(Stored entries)
********************
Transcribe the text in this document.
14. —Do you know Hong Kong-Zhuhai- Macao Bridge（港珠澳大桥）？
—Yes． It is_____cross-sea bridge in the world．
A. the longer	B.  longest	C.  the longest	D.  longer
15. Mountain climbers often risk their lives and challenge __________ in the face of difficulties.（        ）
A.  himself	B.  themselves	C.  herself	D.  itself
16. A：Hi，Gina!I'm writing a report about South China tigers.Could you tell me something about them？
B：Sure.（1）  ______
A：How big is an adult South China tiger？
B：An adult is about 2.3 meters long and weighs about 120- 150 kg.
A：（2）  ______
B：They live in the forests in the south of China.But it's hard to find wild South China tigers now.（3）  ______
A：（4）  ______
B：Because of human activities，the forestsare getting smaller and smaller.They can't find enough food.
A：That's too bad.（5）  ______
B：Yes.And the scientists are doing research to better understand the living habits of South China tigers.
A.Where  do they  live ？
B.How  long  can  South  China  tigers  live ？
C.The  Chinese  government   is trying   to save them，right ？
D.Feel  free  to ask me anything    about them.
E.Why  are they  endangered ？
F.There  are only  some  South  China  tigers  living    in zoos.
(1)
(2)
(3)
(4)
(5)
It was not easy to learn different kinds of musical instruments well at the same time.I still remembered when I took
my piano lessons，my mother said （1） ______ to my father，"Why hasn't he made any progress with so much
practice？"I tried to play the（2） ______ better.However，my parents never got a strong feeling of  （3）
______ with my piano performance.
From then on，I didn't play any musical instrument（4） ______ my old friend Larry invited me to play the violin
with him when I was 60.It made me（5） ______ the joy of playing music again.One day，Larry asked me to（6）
********************
* [Task description]
Return each line of the records above exactly as it reads.

* [The result]
Transcribe the text in this document.
14. —Do you know Hong Kong-Zhuhai- Macao Bridge（港珠澳大桥）？
—Yes． It is_____cross-sea bridge in the world．
A. the longer	B.  longest	C.  the longest	D.  longer
15. Mountain climbers often risk their lives and challenge __________ in the face of difficulties.（        ）
A.  himself	B.  themselves	C.  herself	D.  itself
16. A：Hi，Gina!I'm writing a report about South China tigers.Could you tell me something about them？
B：Sure.（1）  ______
A：How big is an adult South China tiger？
B：An adult is about 2.3 meters long and weighs about 120- 150 kg.
A：（2）  ______
B：They live in the forests in the south of China.But it's hard to find wild South China tigers now.（3）  ______
A：（4）  ______
B：Because of human activities，the forestsare getting smaller and smaller.They can't find enough food.
A：That's too bad.（5）  ______
B：Yes.And the scientists are doing research to better understand the living habits of South China tigers.
A.Where  do they  live ？
B.How  long  can  South  China  tigers  live ？
C.The  Chinese  government   is trying   to save them，right ？
D.Feel  free  to ask me anything    about them.
E.Why  are they  endangered ？
F.There  are only  some  South  China  tigers  living    in zoos.
(1)
(2)
(3)
(4)
(5)
It was not easy to learn different kinds of musical instruments well at the same time.I still remembered when I took
my piano lessons，my mother said （1） ______ to my father，"Why hasn't he made any progress with so much
practice？"I tried to play the（2） ______ better.However，my parents never got a strong feeling of  （3）
______ with my piano performance.
From then on，I didn't play any musical instrument（4） ______ my old friend Larry invited me to play the violin
with him when I was 60.It made me（5） ______ the joy of playing music again.One day，Larry asked me to（6）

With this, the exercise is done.